§ **Your instructions**: Keep pictures out. Copy exactly the lines from the one containing "Serialize everything readable" to the one containing "Transcribe this chart's", endpoints included.

BEGIN Material supplied

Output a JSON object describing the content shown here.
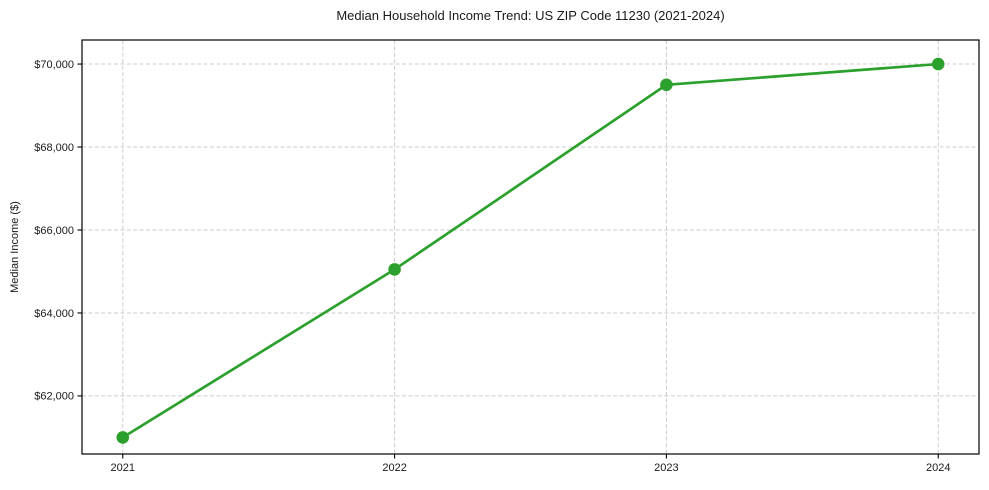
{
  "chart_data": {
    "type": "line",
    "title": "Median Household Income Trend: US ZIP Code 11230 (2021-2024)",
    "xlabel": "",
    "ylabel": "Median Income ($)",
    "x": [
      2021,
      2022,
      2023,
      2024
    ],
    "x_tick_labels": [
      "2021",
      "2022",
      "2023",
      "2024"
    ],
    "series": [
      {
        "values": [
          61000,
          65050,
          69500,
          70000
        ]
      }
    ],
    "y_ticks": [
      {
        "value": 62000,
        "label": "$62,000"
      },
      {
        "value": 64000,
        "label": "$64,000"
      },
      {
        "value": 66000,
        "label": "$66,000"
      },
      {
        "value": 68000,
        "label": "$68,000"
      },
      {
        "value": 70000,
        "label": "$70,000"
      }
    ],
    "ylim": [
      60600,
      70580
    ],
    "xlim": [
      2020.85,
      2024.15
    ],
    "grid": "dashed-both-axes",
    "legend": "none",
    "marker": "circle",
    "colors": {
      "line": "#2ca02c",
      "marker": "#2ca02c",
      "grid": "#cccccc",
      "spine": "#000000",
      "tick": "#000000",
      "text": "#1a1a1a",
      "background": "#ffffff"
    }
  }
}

END Material supplied
BEGIN Material supplied

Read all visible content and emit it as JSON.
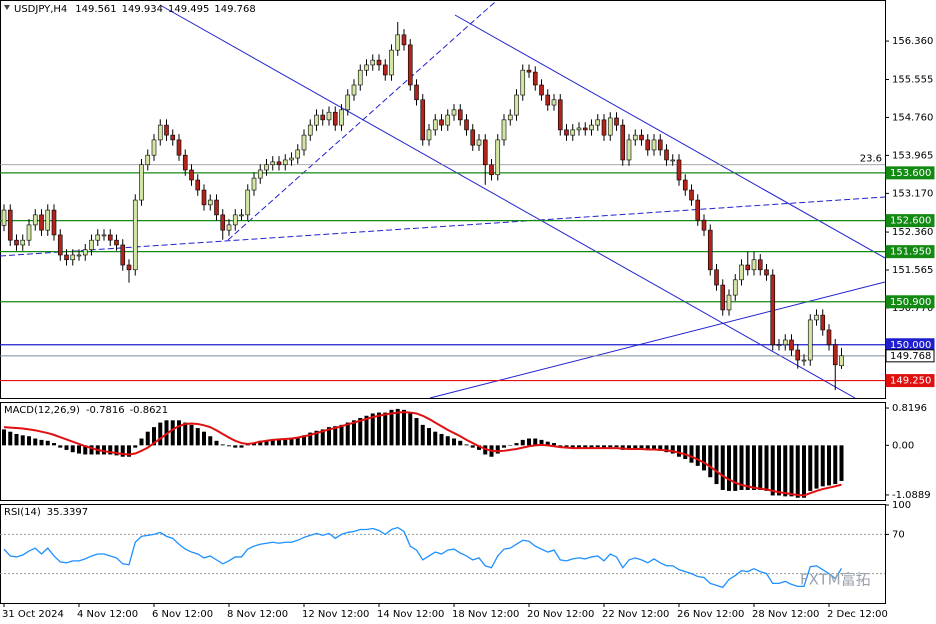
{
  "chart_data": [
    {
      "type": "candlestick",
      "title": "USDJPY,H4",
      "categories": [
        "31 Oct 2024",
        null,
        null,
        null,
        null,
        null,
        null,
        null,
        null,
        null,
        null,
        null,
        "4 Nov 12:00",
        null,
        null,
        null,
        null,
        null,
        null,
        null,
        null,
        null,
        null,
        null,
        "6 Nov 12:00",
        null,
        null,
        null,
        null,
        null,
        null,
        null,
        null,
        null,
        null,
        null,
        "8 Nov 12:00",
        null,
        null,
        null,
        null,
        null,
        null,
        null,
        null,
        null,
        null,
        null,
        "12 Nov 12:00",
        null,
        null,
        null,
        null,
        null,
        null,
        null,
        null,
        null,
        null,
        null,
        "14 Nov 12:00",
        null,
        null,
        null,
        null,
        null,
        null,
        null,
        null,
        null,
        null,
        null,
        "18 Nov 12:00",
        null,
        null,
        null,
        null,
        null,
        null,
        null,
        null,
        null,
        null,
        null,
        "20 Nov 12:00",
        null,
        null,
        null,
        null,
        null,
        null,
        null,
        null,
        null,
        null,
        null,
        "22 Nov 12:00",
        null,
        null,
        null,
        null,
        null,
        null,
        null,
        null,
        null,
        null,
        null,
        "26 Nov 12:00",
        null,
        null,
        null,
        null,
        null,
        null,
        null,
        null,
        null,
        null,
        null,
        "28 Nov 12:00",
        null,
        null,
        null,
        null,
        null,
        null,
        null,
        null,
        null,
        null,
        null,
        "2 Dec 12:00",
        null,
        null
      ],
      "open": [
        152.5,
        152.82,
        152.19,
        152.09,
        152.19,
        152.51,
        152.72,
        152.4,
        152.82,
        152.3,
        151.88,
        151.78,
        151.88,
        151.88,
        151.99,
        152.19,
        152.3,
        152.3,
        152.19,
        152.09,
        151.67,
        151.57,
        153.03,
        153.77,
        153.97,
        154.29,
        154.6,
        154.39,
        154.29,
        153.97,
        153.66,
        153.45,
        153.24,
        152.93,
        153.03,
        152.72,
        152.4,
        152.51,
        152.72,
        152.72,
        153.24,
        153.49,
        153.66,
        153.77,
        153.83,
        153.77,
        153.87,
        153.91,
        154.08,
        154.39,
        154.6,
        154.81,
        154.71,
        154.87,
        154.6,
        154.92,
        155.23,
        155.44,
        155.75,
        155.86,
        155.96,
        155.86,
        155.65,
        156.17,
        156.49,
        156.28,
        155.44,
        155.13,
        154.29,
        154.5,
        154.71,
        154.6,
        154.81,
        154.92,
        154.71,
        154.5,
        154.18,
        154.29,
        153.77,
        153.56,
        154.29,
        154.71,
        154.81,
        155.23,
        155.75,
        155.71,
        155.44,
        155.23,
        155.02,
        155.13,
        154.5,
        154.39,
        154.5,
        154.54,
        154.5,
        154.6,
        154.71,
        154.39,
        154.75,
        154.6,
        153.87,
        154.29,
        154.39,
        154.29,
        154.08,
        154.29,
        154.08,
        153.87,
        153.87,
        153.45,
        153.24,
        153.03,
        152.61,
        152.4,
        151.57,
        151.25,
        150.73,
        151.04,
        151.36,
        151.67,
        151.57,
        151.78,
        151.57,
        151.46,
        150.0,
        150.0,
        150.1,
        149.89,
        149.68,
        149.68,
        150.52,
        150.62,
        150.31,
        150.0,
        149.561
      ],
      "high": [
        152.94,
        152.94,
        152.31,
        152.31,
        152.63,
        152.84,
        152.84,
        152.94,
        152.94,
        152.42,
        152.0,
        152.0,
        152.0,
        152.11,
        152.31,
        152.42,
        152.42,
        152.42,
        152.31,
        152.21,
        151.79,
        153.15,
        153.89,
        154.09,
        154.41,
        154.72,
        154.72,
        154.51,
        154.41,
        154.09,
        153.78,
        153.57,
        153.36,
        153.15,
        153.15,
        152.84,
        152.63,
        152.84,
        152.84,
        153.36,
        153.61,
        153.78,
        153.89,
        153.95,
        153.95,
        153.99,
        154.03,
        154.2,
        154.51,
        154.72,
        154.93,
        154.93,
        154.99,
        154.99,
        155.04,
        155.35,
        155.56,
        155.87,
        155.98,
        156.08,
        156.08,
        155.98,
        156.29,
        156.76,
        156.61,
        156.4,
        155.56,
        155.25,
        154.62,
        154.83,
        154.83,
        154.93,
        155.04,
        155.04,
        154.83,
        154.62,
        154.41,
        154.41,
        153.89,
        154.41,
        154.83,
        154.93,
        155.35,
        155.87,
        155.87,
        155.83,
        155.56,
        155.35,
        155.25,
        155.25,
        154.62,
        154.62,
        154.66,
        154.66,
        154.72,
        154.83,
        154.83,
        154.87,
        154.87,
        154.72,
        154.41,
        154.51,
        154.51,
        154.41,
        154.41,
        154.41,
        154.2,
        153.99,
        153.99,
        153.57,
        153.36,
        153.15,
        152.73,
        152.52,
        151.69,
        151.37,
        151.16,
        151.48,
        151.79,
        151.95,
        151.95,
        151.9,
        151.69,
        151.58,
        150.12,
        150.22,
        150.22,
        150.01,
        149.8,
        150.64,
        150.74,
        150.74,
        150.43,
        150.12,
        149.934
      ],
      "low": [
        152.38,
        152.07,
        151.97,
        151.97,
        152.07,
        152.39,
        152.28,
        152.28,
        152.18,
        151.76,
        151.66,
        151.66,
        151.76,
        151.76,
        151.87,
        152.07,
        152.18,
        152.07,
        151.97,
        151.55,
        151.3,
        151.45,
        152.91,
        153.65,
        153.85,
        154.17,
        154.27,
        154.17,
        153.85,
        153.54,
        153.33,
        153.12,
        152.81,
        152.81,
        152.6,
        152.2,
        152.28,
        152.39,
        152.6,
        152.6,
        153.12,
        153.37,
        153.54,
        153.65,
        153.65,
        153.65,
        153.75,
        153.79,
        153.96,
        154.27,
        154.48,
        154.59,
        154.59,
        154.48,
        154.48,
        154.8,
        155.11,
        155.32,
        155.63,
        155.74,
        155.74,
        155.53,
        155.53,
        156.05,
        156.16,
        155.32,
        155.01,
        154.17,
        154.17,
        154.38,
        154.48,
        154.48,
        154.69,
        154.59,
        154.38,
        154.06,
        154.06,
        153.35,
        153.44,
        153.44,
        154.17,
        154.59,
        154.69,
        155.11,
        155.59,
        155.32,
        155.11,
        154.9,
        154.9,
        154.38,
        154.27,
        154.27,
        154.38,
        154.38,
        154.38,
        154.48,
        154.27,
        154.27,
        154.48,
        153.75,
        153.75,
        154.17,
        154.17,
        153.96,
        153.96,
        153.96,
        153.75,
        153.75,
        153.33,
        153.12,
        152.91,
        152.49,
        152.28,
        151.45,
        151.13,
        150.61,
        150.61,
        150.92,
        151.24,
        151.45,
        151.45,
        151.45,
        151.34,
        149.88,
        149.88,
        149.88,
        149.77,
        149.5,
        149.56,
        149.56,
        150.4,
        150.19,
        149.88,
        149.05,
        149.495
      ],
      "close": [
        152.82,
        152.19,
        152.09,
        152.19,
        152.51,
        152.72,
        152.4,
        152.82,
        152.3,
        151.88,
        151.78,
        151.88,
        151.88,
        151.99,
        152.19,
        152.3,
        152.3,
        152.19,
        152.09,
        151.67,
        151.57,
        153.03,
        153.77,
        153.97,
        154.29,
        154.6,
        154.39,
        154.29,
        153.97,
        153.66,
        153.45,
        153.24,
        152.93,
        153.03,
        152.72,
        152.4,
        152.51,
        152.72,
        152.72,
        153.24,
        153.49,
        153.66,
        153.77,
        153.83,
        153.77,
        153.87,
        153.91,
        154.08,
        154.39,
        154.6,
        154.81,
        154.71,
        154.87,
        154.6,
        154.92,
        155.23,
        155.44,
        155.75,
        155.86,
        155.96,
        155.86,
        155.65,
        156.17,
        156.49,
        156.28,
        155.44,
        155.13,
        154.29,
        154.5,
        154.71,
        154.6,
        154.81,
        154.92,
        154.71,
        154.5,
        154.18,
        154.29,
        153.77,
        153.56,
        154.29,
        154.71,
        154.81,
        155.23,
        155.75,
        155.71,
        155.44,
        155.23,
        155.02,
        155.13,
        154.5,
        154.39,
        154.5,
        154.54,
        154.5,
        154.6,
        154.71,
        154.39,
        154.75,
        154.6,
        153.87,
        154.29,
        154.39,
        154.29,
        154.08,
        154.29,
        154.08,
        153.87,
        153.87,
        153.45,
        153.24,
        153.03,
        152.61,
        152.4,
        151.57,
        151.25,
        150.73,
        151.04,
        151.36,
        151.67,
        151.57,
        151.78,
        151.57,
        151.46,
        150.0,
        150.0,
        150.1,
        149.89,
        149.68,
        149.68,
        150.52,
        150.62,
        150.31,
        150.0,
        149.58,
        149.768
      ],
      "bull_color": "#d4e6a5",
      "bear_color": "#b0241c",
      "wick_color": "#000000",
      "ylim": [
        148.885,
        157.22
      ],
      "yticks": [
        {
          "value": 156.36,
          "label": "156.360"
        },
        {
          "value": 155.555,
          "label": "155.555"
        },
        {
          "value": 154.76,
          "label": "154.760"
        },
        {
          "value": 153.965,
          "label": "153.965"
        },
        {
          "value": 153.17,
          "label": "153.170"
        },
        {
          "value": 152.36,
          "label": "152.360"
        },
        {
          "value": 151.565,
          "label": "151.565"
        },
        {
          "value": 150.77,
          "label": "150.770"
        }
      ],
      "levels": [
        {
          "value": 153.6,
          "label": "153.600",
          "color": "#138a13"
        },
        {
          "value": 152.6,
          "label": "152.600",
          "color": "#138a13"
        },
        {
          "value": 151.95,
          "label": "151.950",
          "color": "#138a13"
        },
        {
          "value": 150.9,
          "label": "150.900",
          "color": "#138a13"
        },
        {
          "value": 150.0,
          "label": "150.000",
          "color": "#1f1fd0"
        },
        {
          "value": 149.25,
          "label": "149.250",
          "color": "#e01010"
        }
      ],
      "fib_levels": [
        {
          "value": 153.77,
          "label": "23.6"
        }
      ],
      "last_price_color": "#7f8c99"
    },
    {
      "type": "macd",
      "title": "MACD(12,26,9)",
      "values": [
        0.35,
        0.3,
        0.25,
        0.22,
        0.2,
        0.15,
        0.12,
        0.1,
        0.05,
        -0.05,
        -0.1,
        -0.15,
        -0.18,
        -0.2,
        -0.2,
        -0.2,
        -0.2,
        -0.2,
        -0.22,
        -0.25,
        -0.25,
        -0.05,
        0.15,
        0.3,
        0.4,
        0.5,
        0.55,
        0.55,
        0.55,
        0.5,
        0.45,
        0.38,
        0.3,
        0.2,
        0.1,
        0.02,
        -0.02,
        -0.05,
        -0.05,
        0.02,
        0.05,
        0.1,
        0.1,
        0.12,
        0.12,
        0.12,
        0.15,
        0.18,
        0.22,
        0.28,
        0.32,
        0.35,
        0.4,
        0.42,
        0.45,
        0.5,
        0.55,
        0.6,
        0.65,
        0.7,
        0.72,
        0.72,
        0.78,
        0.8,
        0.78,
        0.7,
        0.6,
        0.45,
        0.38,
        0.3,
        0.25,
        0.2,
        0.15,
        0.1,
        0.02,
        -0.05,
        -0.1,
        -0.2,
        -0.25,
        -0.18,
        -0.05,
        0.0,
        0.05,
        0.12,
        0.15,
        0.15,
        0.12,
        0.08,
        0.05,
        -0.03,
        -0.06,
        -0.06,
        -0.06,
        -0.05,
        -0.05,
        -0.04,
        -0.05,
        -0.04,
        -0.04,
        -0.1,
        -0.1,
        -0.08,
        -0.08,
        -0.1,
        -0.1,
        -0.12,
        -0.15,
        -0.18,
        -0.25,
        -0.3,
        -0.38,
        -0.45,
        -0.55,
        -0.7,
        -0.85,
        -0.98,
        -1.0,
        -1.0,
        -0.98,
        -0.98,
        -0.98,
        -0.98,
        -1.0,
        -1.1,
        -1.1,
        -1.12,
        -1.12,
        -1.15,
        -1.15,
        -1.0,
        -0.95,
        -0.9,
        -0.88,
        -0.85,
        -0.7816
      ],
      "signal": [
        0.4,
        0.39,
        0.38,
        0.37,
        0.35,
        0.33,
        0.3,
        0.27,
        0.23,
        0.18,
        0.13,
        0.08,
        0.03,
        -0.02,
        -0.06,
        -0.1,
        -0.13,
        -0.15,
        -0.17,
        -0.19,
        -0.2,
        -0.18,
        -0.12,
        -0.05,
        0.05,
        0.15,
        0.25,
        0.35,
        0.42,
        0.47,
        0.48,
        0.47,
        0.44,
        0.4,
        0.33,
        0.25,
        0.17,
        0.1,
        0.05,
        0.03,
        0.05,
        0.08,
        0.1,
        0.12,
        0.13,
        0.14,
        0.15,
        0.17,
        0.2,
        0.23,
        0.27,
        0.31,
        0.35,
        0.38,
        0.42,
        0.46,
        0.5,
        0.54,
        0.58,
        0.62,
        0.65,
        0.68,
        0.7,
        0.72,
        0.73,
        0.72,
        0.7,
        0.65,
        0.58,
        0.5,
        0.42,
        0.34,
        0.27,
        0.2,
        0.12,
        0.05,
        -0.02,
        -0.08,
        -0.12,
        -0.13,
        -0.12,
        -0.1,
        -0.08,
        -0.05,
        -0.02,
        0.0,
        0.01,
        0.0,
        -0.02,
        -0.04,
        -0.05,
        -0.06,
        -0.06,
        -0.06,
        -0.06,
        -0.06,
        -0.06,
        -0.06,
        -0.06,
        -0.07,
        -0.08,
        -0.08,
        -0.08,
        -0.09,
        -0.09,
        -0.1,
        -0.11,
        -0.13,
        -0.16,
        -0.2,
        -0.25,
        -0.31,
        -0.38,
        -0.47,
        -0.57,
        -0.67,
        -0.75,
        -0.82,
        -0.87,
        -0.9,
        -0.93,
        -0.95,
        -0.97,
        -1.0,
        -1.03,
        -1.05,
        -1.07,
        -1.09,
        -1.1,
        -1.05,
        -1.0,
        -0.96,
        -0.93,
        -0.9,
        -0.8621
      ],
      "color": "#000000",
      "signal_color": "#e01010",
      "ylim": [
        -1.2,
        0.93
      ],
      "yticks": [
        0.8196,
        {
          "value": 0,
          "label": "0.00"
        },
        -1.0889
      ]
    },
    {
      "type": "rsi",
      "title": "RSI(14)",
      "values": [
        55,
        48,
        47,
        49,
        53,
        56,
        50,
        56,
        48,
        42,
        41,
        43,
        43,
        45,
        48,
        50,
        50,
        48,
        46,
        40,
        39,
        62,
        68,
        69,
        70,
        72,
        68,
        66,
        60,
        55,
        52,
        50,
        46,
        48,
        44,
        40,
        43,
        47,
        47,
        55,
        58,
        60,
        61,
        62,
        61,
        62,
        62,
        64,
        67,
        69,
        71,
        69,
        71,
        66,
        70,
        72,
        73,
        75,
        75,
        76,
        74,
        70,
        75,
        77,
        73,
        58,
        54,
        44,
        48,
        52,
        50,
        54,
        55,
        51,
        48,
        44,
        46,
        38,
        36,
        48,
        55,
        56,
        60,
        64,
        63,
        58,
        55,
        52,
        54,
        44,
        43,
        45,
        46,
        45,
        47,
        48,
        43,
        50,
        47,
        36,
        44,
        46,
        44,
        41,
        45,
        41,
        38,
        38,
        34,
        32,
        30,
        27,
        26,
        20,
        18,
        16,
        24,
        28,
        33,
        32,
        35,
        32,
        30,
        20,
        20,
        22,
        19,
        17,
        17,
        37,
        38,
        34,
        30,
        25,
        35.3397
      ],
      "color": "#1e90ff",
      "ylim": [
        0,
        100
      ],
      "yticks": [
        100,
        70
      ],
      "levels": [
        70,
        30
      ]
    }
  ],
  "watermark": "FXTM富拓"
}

END Material supplied
BEGIN Material supplied

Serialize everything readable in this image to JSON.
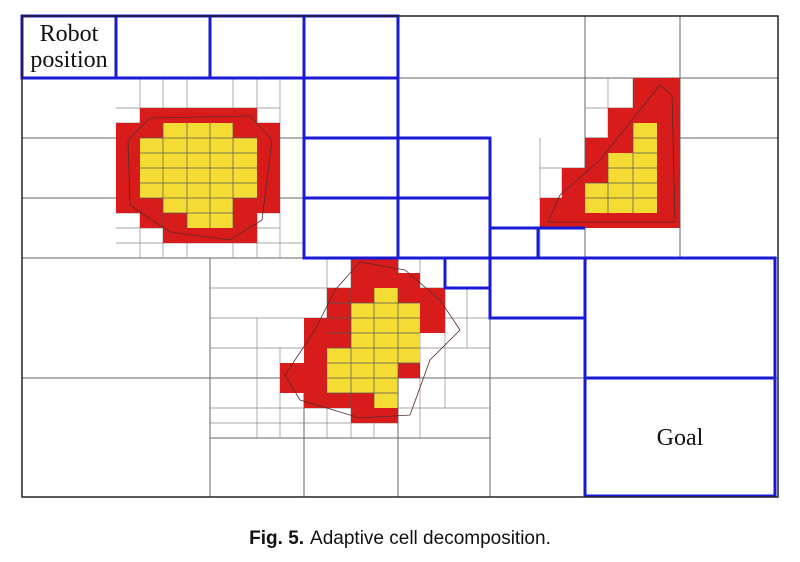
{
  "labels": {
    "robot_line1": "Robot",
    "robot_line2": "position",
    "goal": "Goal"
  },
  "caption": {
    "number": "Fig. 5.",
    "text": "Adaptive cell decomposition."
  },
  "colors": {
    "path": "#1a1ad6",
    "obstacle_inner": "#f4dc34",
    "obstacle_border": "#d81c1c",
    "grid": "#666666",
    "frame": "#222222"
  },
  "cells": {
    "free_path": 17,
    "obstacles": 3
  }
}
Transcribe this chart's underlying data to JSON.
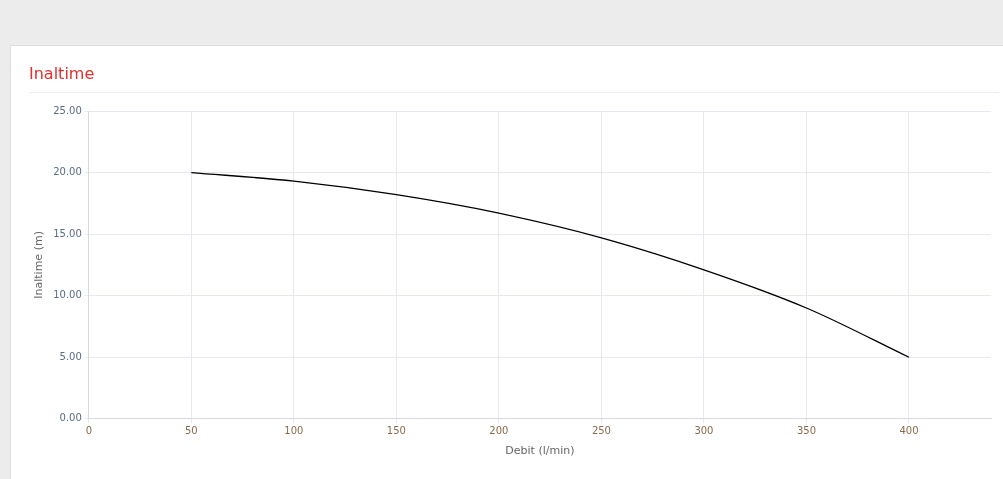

END Material supplied

§ **Expected answer**:
Serialize everything readable in this image to JSON.
{
  "labels": {
    "robot_line1": "Robot",
    "robot_line2": "position",
    "goal": "Goal"
  },
  "caption": {
    "number": "Fig. 5.",
    "text": "Adaptive cell decomposition."
  },
  "colors": {
    "path": "#1a1ad6",
    "obstacle_inner": "#f4dc34",
    "obstacle_border": "#d81c1c",
    "grid": "#666666",
    "frame": "#222222"
  },
  "cells": {
    "free_path": 17,
    "obstacles": 3
  }
}
Transcribe this chart's underlying data to JSON.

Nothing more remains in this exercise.